Estratto pagina:
==============================
MILANO- Eder si è perso e non riesce ad uscire dal tunnel. L’ex attaccante della Sampdoria non segna da tre mesi: l’ultima rete risale al 24 gennaio contro il Napoli quando vestiva ancora la maglia blucerchiata. Dieci presenze in campionato con l’Inter e il numero zero alla casella dei gol segnati. Lui che in 19 gettoni con la Doria aveva timbrato per ben 12 volte il cartellino. Eder, con questo suo lunghissimo passaggio a vuoto, si è forse giocato la possibilità di essere convocato da Antonio Conte per i prossimi Europei in Francia. Mancano solo quattro giornate e difficilmente il classe 86 riuscirà a riconquistare la fiducia del commissario tecnico.

IL SUNING A MILANO

INVOLUZIONE- Eder, nella testa di Mancini, sarebbe dovuto essere il giusto rinforzo per puntare alla Champions Leugue: di fatto l’ex Empoli e Brescia non è mai risultato decisivo per l’Inter, anzi le sue prestazioni sono spesso state al di sotto della sufficienza. Piero Ausilio lo ha prelevato con un prestito oneroso biennale, da 2 milioni, più un obbligo di riscatto fissato a 11 milioni di euro. Morale: 13 milioni investiti male dalla società nerazzurra per un calciatore che il prossimo 15 novembre compirà 30 anni.
==============================
Dati estratti:

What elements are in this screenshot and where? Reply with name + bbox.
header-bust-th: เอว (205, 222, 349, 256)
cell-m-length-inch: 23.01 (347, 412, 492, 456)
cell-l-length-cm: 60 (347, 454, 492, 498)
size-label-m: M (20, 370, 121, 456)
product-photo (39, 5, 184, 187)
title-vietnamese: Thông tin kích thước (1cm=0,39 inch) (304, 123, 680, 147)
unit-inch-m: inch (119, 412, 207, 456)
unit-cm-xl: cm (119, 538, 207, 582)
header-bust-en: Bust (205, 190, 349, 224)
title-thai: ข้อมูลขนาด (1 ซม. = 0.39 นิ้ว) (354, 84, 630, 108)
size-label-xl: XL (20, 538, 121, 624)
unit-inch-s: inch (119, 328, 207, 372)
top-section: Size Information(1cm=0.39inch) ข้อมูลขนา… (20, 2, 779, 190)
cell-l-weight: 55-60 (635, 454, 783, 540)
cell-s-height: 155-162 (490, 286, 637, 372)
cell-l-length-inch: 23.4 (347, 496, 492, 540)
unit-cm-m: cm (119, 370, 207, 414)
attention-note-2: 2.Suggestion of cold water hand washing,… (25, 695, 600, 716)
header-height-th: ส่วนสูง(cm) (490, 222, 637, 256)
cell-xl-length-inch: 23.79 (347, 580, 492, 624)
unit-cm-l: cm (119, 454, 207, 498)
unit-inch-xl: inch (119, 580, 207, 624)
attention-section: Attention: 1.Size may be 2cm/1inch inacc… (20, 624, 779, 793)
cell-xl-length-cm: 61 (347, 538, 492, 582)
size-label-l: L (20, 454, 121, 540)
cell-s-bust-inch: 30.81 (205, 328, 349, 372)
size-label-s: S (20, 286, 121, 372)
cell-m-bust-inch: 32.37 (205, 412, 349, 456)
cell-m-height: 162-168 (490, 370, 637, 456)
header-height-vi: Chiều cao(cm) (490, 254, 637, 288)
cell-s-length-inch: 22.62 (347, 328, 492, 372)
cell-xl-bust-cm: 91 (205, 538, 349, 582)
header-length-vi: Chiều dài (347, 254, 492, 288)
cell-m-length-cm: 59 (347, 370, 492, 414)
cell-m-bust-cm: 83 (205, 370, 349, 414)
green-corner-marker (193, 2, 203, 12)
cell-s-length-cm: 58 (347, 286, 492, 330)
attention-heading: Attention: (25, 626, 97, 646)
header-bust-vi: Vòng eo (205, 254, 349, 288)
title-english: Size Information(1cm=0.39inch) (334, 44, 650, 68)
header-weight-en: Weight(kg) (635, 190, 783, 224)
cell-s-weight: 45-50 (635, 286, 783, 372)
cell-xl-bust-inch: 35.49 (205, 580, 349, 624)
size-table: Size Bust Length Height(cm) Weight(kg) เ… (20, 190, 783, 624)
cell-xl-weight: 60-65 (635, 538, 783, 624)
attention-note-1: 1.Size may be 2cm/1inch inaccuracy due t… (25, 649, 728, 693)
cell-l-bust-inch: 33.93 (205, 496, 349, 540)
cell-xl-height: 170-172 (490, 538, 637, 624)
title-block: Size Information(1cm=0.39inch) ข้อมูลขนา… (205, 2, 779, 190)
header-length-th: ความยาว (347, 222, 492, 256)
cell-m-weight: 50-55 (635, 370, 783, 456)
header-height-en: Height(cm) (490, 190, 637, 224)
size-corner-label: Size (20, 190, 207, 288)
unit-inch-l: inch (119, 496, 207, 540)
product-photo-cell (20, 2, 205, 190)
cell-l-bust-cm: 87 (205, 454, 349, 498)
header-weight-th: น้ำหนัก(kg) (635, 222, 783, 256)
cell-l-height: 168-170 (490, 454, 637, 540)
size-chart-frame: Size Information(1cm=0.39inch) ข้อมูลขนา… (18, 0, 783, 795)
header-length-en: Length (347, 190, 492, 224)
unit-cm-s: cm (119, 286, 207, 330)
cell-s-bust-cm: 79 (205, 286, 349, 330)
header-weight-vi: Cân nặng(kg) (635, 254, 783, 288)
==============================
Cose da fare:
1. Secondo l'articolo su Eder, a quando risale il suo ultimo gol e contro quale squadra lo ha segnato?
2. Riprendi l'articolo su Eder subito dopo l'ultima frase e proseguilo.

Risposte scritte:
1. Al 24 gennaio, contro il Napoli, quando vestiva ancora la maglia della Sampdoria.

2.
IL CAPRICCIO- L’Inter, a gennaio, ha ceduto allo Shanghai Shenhua il centrocampista colombiano Fredy Guarin. Il club di Corso Vittorio Emanuele ha provato in tutti i modi a convincere il Siviglia a privarsi, prima del tempo, del regista argentino Ever Banega. Ausilio, inoltre, ha fatto più di un tentativo per portare subito a Milano, oltre ad Eder, anche Roberto Soriano, capitano della Sampdoria. Ferrero ha preferito privarsi solo di uno dei suoi big ma all’Inter sarebbe servito maggiormente un innesto a centrocampo, carente di uomini e di qualità, se si esclude il solo Marcelo Brozovic. Tirando le somme si può affermare che l’acquisto di Eder sia stato più un capriccio di mercato che una reale esigenza e ora il club si ritrova sul groppone un investimento da 13 milioni che difficilmente riuscirà a recuperare.